**ASSIGNMENT:** For each entry that follows, write out an identical copy.

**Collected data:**
== == ==

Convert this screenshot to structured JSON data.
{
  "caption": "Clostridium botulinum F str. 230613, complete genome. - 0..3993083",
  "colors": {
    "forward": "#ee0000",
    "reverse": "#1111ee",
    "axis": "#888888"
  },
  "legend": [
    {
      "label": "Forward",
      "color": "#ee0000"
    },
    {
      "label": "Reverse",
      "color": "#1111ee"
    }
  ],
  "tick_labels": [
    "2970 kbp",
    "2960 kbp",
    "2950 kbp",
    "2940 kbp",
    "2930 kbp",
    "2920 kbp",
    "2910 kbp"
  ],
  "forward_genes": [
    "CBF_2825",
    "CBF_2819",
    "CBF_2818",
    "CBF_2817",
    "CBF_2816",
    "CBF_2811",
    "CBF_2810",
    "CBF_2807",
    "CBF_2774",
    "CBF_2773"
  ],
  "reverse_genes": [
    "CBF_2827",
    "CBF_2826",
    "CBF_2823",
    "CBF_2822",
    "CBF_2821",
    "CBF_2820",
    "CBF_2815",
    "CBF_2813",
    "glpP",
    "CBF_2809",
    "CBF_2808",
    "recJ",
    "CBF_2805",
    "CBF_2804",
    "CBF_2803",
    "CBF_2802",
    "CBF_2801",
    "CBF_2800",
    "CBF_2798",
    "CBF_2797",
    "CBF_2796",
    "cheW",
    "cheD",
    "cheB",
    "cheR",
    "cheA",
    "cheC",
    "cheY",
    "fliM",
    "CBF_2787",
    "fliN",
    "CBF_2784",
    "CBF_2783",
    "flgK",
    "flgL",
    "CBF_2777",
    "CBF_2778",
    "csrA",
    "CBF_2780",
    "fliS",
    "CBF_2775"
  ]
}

== == ==

**RESPONSE TO THE TASK:**
Convert this screenshot to structured JSON data.
{
  "caption": "Clostridium botulinum F str. 230613, complete genome. - 0..3993083",
  "colors": {
    "forward": "#ee0000",
    "reverse": "#1111ee",
    "axis": "#888888"
  },
  "legend": [
    {
      "label": "Forward",
      "color": "#ee0000"
    },
    {
      "label": "Reverse",
      "color": "#1111ee"
    }
  ],
  "tick_labels": [
    "2970 kbp",
    "2960 kbp",
    "2950 kbp",
    "2940 kbp",
    "2930 kbp",
    "2920 kbp",
    "2910 kbp"
  ],
  "forward_genes": [
    "CBF_2825",
    "CBF_2819",
    "CBF_2818",
    "CBF_2817",
    "CBF_2816",
    "CBF_2811",
    "CBF_2810",
    "CBF_2807",
    "CBF_2774",
    "CBF_2773"
  ],
  "reverse_genes": [
    "CBF_2827",
    "CBF_2826",
    "CBF_2823",
    "CBF_2822",
    "CBF_2821",
    "CBF_2820",
    "CBF_2815",
    "CBF_2813",
    "glpP",
    "CBF_2809",
    "CBF_2808",
    "recJ",
    "CBF_2805",
    "CBF_2804",
    "CBF_2803",
    "CBF_2802",
    "CBF_2801",
    "CBF_2800",
    "CBF_2798",
    "CBF_2797",
    "CBF_2796",
    "cheW",
    "cheD",
    "cheB",
    "cheR",
    "cheA",
    "cheC",
    "cheY",
    "fliM",
    "CBF_2787",
    "fliN",
    "CBF_2784",
    "CBF_2783",
    "flgK",
    "flgL",
    "CBF_2777",
    "CBF_2778",
    "csrA",
    "CBF_2780",
    "fliS",
    "CBF_2775"
  ]
}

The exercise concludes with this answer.